▶ GIVEN REQUEST: Read the listing and extract each line that includes the word "type".

------ MATERIAL

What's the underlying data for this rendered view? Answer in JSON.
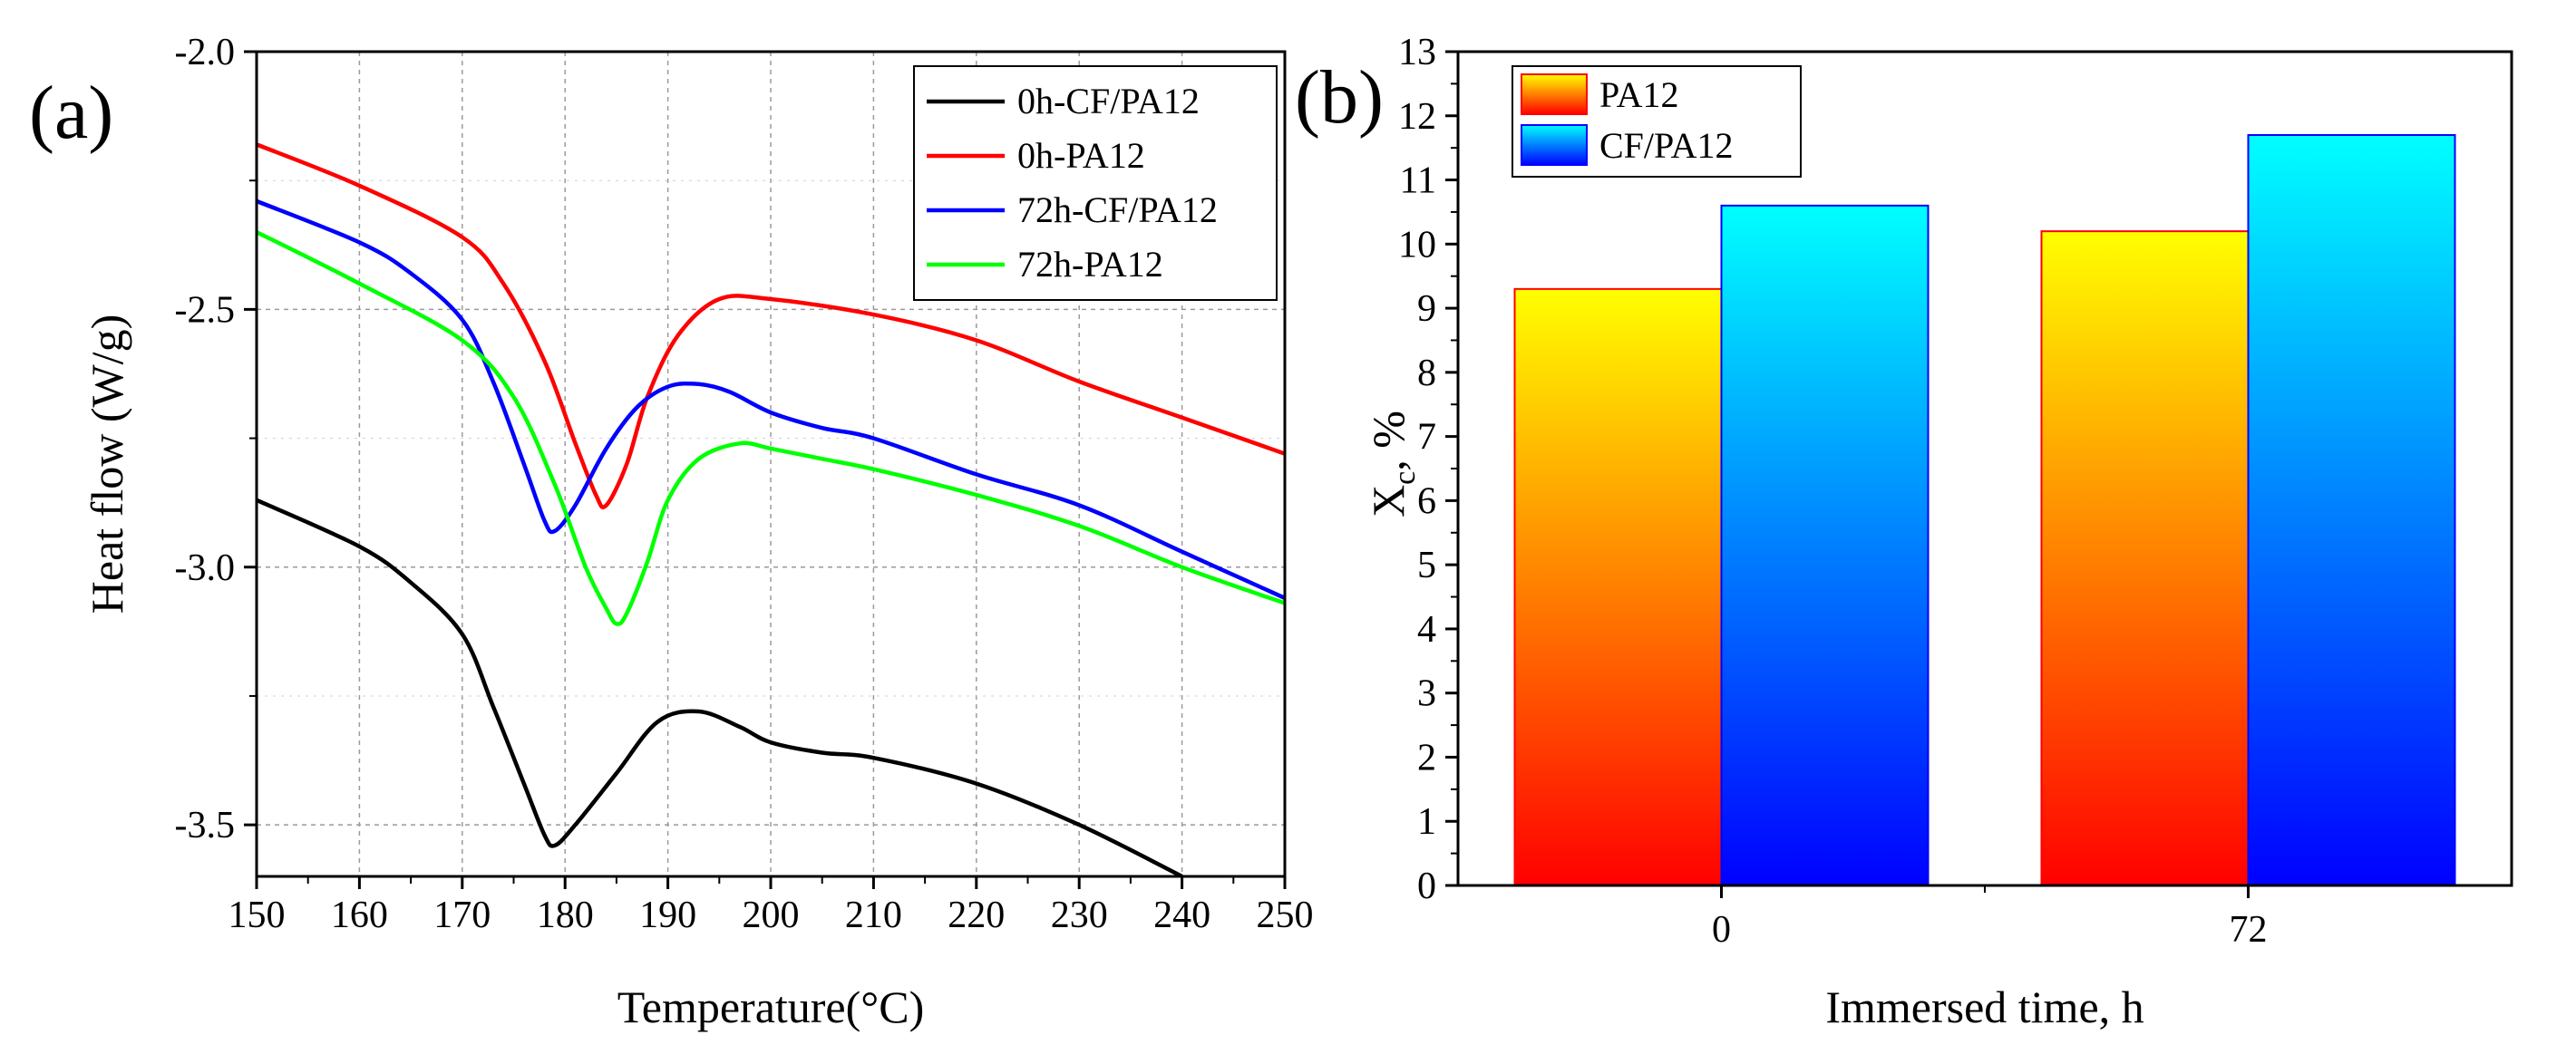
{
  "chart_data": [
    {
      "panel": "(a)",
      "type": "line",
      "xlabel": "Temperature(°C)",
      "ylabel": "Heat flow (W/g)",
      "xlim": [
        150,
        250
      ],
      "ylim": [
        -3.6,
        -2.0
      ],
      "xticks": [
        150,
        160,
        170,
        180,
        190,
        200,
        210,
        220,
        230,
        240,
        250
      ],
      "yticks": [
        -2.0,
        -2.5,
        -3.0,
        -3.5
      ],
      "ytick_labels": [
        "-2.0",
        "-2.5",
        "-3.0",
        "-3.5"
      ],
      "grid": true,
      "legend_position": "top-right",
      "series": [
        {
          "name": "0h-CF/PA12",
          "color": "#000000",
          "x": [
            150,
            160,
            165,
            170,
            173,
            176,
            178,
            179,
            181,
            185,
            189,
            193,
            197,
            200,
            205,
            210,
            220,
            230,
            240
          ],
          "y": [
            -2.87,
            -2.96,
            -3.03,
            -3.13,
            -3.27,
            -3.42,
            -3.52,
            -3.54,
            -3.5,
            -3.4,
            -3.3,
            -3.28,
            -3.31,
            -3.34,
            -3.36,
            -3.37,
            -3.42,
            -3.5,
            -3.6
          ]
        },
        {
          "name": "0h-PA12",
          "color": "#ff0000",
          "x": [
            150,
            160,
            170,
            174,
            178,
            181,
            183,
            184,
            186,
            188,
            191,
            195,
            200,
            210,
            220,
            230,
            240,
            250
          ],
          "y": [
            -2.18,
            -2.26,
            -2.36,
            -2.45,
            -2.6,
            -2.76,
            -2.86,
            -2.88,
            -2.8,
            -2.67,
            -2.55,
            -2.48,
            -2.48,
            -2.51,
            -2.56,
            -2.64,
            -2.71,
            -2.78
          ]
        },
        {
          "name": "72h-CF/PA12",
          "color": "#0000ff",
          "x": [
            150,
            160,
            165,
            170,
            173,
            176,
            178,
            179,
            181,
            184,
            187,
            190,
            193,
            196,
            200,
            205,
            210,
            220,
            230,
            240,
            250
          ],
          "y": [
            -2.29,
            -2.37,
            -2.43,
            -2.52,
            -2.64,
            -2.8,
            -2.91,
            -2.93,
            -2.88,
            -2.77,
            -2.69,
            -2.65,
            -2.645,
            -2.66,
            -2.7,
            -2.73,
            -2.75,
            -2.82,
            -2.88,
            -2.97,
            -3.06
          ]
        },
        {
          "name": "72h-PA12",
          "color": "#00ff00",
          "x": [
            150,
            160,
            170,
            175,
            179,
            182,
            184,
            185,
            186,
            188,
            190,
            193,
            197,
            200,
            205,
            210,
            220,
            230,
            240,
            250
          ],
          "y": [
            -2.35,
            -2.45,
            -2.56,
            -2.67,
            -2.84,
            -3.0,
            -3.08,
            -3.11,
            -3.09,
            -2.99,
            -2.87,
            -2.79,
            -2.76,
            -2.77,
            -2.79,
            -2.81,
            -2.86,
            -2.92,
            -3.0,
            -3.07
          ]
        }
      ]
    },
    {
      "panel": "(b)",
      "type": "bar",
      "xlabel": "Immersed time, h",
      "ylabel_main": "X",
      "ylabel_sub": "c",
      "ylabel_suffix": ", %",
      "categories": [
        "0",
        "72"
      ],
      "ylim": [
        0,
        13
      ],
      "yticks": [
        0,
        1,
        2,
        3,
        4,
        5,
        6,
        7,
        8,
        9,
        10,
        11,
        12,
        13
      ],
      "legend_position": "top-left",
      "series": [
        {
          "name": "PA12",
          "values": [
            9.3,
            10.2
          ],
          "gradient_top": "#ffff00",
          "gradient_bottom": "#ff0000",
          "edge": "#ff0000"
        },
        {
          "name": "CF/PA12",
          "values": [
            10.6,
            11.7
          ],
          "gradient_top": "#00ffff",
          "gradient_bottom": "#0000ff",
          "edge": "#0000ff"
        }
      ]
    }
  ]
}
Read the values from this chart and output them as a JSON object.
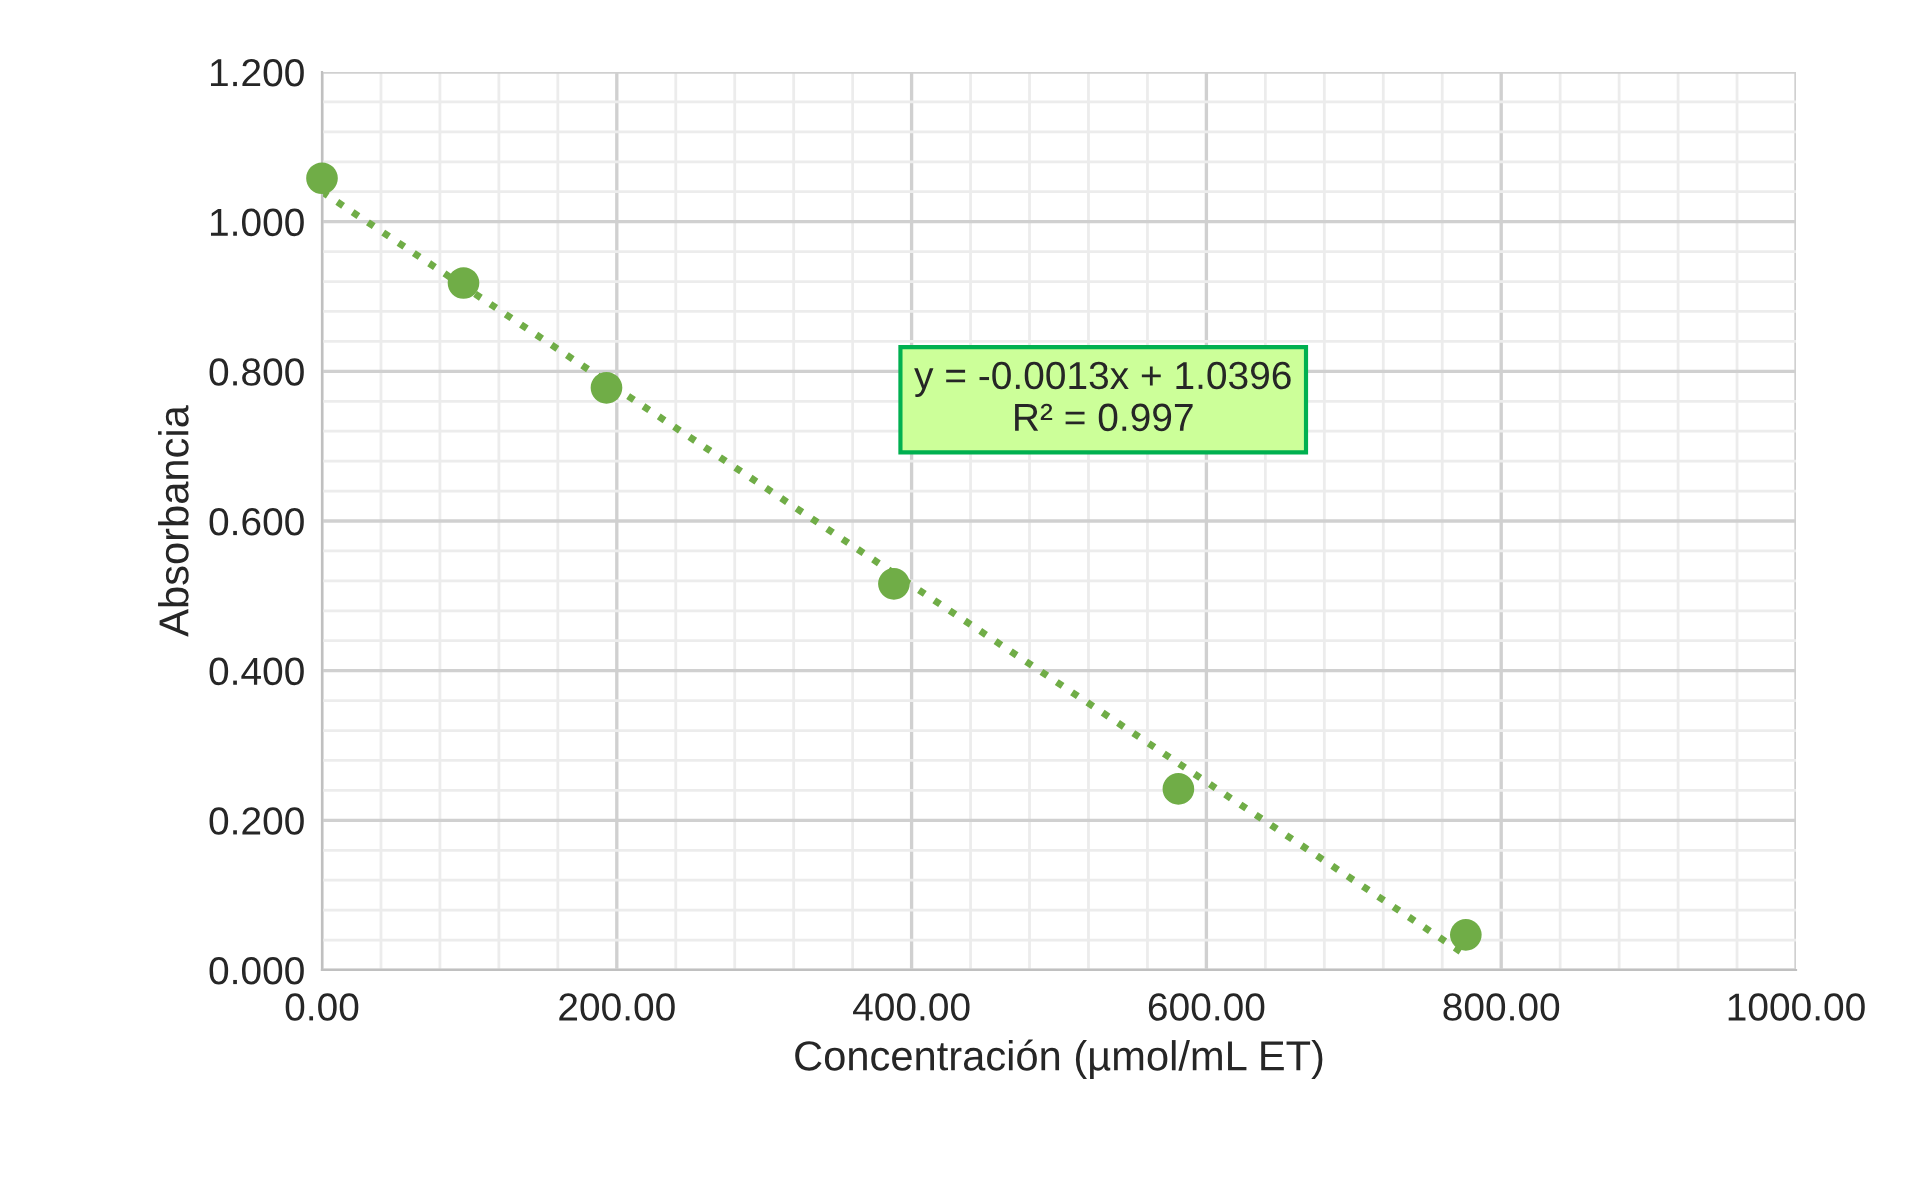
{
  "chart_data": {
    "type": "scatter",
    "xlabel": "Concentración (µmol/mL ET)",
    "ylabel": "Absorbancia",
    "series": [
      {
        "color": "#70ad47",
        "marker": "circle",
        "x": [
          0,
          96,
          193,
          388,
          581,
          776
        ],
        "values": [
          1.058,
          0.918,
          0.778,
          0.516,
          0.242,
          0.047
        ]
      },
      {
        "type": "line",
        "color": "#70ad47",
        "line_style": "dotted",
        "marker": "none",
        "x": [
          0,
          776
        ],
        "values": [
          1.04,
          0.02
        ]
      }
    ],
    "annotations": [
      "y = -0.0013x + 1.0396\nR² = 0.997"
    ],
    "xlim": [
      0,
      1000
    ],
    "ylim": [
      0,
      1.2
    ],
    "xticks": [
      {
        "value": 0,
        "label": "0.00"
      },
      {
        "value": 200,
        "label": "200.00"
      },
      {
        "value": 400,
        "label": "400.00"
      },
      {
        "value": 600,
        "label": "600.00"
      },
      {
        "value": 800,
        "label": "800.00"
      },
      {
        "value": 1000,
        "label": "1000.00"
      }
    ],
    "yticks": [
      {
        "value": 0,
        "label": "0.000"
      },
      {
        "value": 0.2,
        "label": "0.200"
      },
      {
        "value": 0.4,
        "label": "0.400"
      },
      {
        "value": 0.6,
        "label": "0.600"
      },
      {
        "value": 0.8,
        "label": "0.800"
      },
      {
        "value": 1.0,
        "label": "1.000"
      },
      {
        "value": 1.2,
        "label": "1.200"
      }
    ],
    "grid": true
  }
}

------------

▶ EXERCISE SOLUTION:
      "type": "line",
      "type": "bar",
    "type": "scatter",
        "type": "line",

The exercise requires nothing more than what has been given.